[Records for this task start]
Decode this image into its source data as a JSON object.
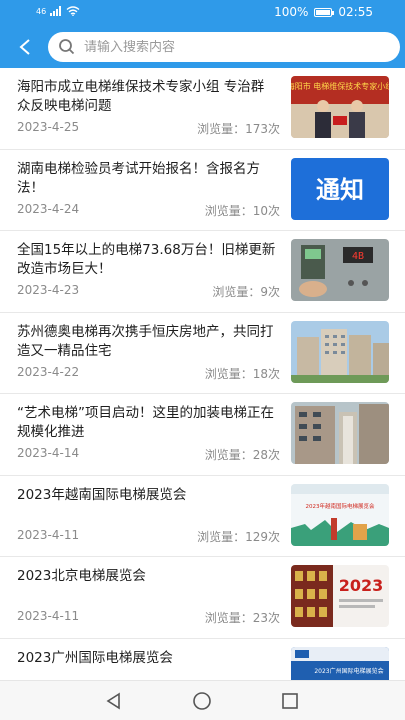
{
  "status_bar": {
    "signal": "46",
    "battery": "100%",
    "time": "02:55"
  },
  "header": {
    "search_placeholder": "请输入搜索内容"
  },
  "colors": {
    "accent": "#2f9ae9"
  },
  "views_prefix": "浏览量：",
  "news": [
    {
      "title": "海阳市成立电梯维保技术专家小组 专治群众反映电梯问题",
      "date": "2023-4-25",
      "views": "173次",
      "thumb_label": "海阳市 电梯维保技术专家小组",
      "thumb_icon": "ceremony-photo"
    },
    {
      "title": "湖南电梯检验员考试开始报名！含报名方法！",
      "date": "2023-4-24",
      "views": "10次",
      "thumb_label": "通知",
      "thumb_icon": "notice-banner"
    },
    {
      "title": "全国15年以上的电梯73.68万台！旧梯更新改造市场巨大！",
      "date": "2023-4-23",
      "views": "9次",
      "thumb_label": "4B",
      "thumb_icon": "elevator-panel-photo"
    },
    {
      "title": "苏州德奥电梯再次携手恒庆房地产，共同打造又一精品住宅",
      "date": "2023-4-22",
      "views": "18次",
      "thumb_label": "",
      "thumb_icon": "building-photo"
    },
    {
      "title": "“艺术电梯”项目启动！这里的加装电梯正在规模化推进",
      "date": "2023-4-14",
      "views": "28次",
      "thumb_label": "",
      "thumb_icon": "residential-photo"
    },
    {
      "title": "2023年越南国际电梯展览会",
      "date": "2023-4-11",
      "views": "129次",
      "thumb_label": "2023年越南国际电梯展览会",
      "thumb_icon": "expo-poster"
    },
    {
      "title": "2023北京电梯展览会",
      "date": "2023-4-11",
      "views": "23次",
      "thumb_label": "2023",
      "thumb_icon": "expo-poster"
    },
    {
      "title": "2023广州国际电梯展览会",
      "date": "",
      "views": "",
      "thumb_label": "2023广州国际电梯展览会",
      "thumb_icon": "expo-poster"
    }
  ]
}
[Records for this task end]
Each entry above should be reproduced exactly, with the pictures removed.

Answer to this problem:
Decode this image into its source data as a JSON object.
{
  "status_bar": {
    "signal": "46",
    "battery": "100%",
    "time": "02:55"
  },
  "header": {
    "search_placeholder": "请输入搜索内容"
  },
  "colors": {
    "accent": "#2f9ae9"
  },
  "views_prefix": "浏览量：",
  "news": [
    {
      "title": "海阳市成立电梯维保技术专家小组 专治群众反映电梯问题",
      "date": "2023-4-25",
      "views": "173次",
      "thumb_label": "海阳市 电梯维保技术专家小组",
      "thumb_icon": "ceremony-photo"
    },
    {
      "title": "湖南电梯检验员考试开始报名！含报名方法！",
      "date": "2023-4-24",
      "views": "10次",
      "thumb_label": "通知",
      "thumb_icon": "notice-banner"
    },
    {
      "title": "全国15年以上的电梯73.68万台！旧梯更新改造市场巨大！",
      "date": "2023-4-23",
      "views": "9次",
      "thumb_label": "4B",
      "thumb_icon": "elevator-panel-photo"
    },
    {
      "title": "苏州德奥电梯再次携手恒庆房地产，共同打造又一精品住宅",
      "date": "2023-4-22",
      "views": "18次",
      "thumb_label": "",
      "thumb_icon": "building-photo"
    },
    {
      "title": "“艺术电梯”项目启动！这里的加装电梯正在规模化推进",
      "date": "2023-4-14",
      "views": "28次",
      "thumb_label": "",
      "thumb_icon": "residential-photo"
    },
    {
      "title": "2023年越南国际电梯展览会",
      "date": "2023-4-11",
      "views": "129次",
      "thumb_label": "2023年越南国际电梯展览会",
      "thumb_icon": "expo-poster"
    },
    {
      "title": "2023北京电梯展览会",
      "date": "2023-4-11",
      "views": "23次",
      "thumb_label": "2023",
      "thumb_icon": "expo-poster"
    },
    {
      "title": "2023广州国际电梯展览会",
      "date": "",
      "views": "",
      "thumb_label": "2023广州国际电梯展览会",
      "thumb_icon": "expo-poster"
    }
  ]
}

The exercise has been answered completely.